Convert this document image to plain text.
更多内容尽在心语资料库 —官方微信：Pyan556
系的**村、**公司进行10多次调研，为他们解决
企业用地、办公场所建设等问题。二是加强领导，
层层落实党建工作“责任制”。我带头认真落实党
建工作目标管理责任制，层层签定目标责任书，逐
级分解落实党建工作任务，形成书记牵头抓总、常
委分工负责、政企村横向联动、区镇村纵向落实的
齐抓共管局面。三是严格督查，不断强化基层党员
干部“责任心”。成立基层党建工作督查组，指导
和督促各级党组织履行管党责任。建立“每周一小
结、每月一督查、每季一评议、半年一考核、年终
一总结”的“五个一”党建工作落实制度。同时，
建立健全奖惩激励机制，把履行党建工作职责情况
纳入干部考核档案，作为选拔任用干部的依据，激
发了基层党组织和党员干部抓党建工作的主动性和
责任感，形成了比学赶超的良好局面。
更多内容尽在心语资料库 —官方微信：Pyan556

####################

■ EXERCISE:
Repeat back the data above, exact to the last character.

■ WORKED ANSWER:
Convert this document image to plain text.
更多内容尽在心语资料库 —官方微信：Pyan556
系的**村、**公司进行10多次调研，为他们解决
企业用地、办公场所建设等问题。二是加强领导，
层层落实党建工作“责任制”。我带头认真落实党
建工作目标管理责任制，层层签定目标责任书，逐
级分解落实党建工作任务，形成书记牵头抓总、常
委分工负责、政企村横向联动、区镇村纵向落实的
齐抓共管局面。三是严格督查，不断强化基层党员
干部“责任心”。成立基层党建工作督查组，指导
和督促各级党组织履行管党责任。建立“每周一小
结、每月一督查、每季一评议、半年一考核、年终
一总结”的“五个一”党建工作落实制度。同时，
建立健全奖惩激励机制，把履行党建工作职责情况
纳入干部考核档案，作为选拔任用干部的依据，激
发了基层党组织和党员干部抓党建工作的主动性和
责任感，形成了比学赶超的良好局面。
更多内容尽在心语资料库 —官方微信：Pyan556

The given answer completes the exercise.